| Instructions to follow |
Extract all records. Keep each one exact.

__________

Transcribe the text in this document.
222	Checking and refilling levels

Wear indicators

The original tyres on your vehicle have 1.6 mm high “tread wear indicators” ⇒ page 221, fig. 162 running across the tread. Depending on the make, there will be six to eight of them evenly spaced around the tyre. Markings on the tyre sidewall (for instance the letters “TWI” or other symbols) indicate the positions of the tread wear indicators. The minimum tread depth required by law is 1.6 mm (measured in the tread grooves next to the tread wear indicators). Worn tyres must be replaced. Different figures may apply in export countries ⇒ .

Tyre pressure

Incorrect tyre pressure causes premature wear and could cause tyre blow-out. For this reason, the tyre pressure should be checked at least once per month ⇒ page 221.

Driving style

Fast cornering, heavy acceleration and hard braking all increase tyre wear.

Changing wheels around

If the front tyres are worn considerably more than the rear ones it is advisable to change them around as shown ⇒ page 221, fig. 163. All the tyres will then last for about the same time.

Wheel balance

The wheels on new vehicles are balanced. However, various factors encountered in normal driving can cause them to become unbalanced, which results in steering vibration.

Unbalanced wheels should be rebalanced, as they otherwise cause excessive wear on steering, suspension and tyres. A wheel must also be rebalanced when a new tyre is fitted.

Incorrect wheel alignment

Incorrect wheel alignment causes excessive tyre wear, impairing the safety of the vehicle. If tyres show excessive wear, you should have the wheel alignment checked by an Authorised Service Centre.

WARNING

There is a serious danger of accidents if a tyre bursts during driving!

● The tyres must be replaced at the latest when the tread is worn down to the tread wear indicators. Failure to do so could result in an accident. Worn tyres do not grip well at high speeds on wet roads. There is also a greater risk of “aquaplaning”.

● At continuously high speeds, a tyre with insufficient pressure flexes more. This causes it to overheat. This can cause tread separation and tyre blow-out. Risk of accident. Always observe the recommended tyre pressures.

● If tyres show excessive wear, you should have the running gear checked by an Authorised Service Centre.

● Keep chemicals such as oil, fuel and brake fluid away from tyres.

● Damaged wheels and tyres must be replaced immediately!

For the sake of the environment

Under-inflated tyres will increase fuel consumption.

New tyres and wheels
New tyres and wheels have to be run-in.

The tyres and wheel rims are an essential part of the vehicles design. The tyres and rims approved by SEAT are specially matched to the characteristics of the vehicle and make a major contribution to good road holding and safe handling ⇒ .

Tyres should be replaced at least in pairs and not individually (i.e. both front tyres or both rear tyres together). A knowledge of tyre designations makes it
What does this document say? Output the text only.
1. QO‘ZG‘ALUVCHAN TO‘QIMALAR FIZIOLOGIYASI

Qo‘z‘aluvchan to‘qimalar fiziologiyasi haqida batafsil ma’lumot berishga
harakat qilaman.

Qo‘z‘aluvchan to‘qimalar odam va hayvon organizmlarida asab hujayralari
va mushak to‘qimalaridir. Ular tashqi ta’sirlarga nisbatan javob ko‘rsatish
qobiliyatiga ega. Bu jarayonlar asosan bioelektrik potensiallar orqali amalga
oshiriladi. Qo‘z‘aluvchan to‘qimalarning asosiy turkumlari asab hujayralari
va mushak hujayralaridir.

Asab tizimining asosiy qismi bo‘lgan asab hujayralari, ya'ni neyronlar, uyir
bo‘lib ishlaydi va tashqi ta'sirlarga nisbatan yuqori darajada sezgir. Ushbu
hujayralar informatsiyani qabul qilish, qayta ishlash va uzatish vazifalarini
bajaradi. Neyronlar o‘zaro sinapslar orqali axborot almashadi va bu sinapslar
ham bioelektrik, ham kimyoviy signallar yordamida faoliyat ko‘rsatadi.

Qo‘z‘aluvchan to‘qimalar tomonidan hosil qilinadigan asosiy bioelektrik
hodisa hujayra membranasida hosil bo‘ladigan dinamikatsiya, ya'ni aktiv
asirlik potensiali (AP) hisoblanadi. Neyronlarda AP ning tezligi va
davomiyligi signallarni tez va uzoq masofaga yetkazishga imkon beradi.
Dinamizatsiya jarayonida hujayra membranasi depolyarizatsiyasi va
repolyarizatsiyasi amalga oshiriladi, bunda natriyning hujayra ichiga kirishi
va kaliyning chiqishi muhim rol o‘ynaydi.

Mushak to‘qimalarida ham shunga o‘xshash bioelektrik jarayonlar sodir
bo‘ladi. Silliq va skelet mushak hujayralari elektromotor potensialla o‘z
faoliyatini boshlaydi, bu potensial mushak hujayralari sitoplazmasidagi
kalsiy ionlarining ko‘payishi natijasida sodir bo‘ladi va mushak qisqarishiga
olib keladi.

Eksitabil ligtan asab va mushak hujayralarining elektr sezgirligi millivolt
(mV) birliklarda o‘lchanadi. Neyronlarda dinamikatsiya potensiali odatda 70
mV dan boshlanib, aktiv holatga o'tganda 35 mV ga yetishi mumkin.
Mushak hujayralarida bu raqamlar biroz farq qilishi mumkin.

__________

| Correct result |
Transcribe the text in this document.
222	Checking and refilling levels

Wear indicators

The original tyres on your vehicle have 1.6 mm high “tread wear indicators” ⇒ page 221, fig. 162 running across the tread. Depending on the make, there will be six to eight of them evenly spaced around the tyre. Markings on the tyre sidewall (for instance the letters “TWI” or other symbols) indicate the positions of the tread wear indicators. The minimum tread depth required by law is 1.6 mm (measured in the tread grooves next to the tread wear indicators). Worn tyres must be replaced. Different figures may apply in export countries ⇒ .

Tyre pressure

Incorrect tyre pressure causes premature wear and could cause tyre blow-out. For this reason, the tyre pressure should be checked at least once per month ⇒ page 221.

Driving style

Fast cornering, heavy acceleration and hard braking all increase tyre wear.

Changing wheels around

If the front tyres are worn considerably more than the rear ones it is advisable to change them around as shown ⇒ page 221, fig. 163. All the tyres will then last for about the same time.

Wheel balance

The wheels on new vehicles are balanced. However, various factors encountered in normal driving can cause them to become unbalanced, which results in steering vibration.

Unbalanced wheels should be rebalanced, as they otherwise cause excessive wear on steering, suspension and tyres. A wheel must also be rebalanced when a new tyre is fitted.

Incorrect wheel alignment

Incorrect wheel alignment causes excessive tyre wear, impairing the safety of the vehicle. If tyres show excessive wear, you should have the wheel alignment checked by an Authorised Service Centre.

WARNING

There is a serious danger of accidents if a tyre bursts during driving!

● The tyres must be replaced at the latest when the tread is worn down to the tread wear indicators. Failure to do so could result in an accident. Worn tyres do not grip well at high speeds on wet roads. There is also a greater risk of “aquaplaning”.

● At continuously high speeds, a tyre with insufficient pressure flexes more. This causes it to overheat. This can cause tread separation and tyre blow-out. Risk of accident. Always observe the recommended tyre pressures.

● If tyres show excessive wear, you should have the running gear checked by an Authorised Service Centre.

● Keep chemicals such as oil, fuel and brake fluid away from tyres.

● Damaged wheels and tyres must be replaced immediately!

For the sake of the environment

Under-inflated tyres will increase fuel consumption.

New tyres and wheels
New tyres and wheels have to be run-in.

The tyres and wheel rims are an essential part of the vehicles design. The tyres and rims approved by SEAT are specially matched to the characteristics of the vehicle and make a major contribution to good road holding and safe handling ⇒ .

Tyres should be replaced at least in pairs and not individually (i.e. both front tyres or both rear tyres together). A knowledge of tyre designations makes it
What does this document say? Output the text only.
1. QO‘ZG‘ALUVCHAN TO‘QIMALAR FIZIOLOGIYASI

Qo‘z‘aluvchan to‘qimalar fiziologiyasi haqida batafsil ma’lumot berishga
harakat qilaman.

Qo‘z‘aluvchan to‘qimalar odam va hayvon organizmlarida asab hujayralari
va mushak to‘qimalaridir. Ular tashqi ta’sirlarga nisbatan javob ko‘rsatish
qobiliyatiga ega. Bu jarayonlar asosan bioelektrik potensiallar orqali amalga
oshiriladi. Qo‘z‘aluvchan to‘qimalarning asosiy turkumlari asab hujayralari
va mushak hujayralaridir.

Asab tizimining asosiy qismi bo‘lgan asab hujayralari, ya'ni neyronlar, uyir
bo‘lib ishlaydi va tashqi ta'sirlarga nisbatan yuqori darajada sezgir. Ushbu
hujayralar informatsiyani qabul qilish, qayta ishlash va uzatish vazifalarini
bajaradi. Neyronlar o‘zaro sinapslar orqali axborot almashadi va bu sinapslar
ham bioelektrik, ham kimyoviy signallar yordamida faoliyat ko‘rsatadi.

Qo‘z‘aluvchan to‘qimalar tomonidan hosil qilinadigan asosiy bioelektrik
hodisa hujayra membranasida hosil bo‘ladigan dinamikatsiya, ya'ni aktiv
asirlik potensiali (AP) hisoblanadi. Neyronlarda AP ning tezligi va
davomiyligi signallarni tez va uzoq masofaga yetkazishga imkon beradi.
Dinamizatsiya jarayonida hujayra membranasi depolyarizatsiyasi va
repolyarizatsiyasi amalga oshiriladi, bunda natriyning hujayra ichiga kirishi
va kaliyning chiqishi muhim rol o‘ynaydi.

Mushak to‘qimalarida ham shunga o‘xshash bioelektrik jarayonlar sodir
bo‘ladi. Silliq va skelet mushak hujayralari elektromotor potensialla o‘z
faoliyatini boshlaydi, bu potensial mushak hujayralari sitoplazmasidagi
kalsiy ionlarining ko‘payishi natijasida sodir bo‘ladi va mushak qisqarishiga
olib keladi.

Eksitabil ligtan asab va mushak hujayralarining elektr sezgirligi millivolt
(mV) birliklarda o‘lchanadi. Neyronlarda dinamikatsiya potensiali odatda 70
mV dan boshlanib, aktiv holatga o'tganda 35 mV ga yetishi mumkin.
Mushak hujayralarida bu raqamlar biroz farq qilishi mumkin.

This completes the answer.